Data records
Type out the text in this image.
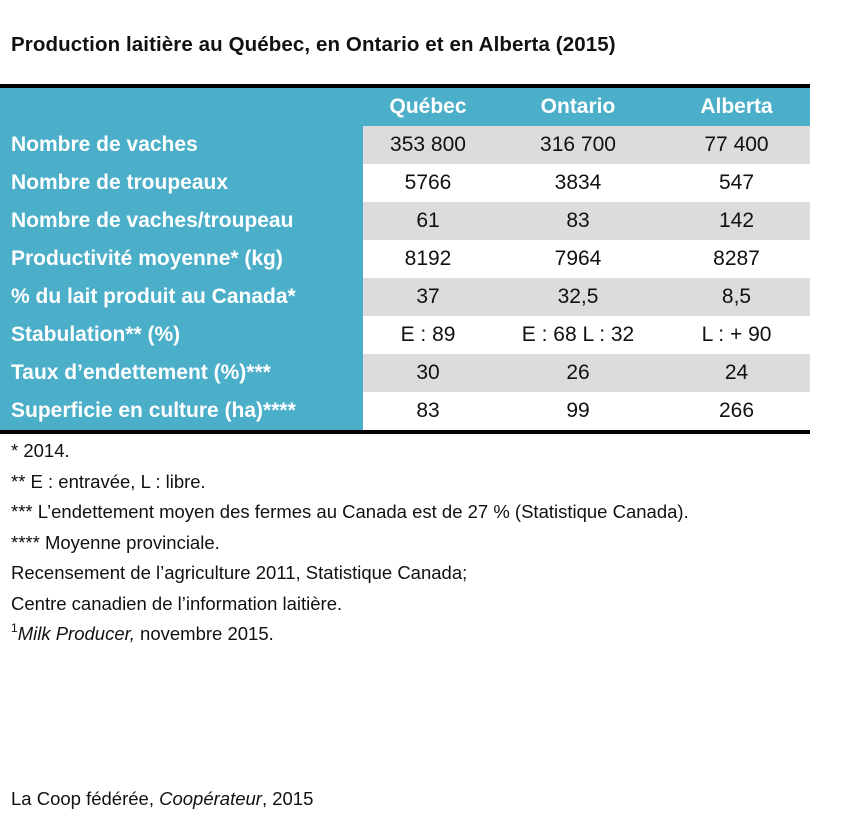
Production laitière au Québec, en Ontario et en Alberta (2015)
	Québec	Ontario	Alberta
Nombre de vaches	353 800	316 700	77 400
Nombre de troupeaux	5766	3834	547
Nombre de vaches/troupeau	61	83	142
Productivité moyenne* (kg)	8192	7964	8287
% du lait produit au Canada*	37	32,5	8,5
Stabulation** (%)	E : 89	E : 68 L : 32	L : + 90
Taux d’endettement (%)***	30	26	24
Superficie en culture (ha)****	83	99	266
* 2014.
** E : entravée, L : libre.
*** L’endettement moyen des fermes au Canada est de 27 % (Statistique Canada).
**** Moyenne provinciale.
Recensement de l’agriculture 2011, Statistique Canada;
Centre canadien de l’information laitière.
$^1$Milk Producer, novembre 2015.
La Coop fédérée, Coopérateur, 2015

Task details:
Copy every line of the listing that contains the word "endettement".

Response to the task:
Taux d’endettement (%)***	30	26	24
*** L’endettement moyen des fermes au Canada est de 27 % (Statistique Canada).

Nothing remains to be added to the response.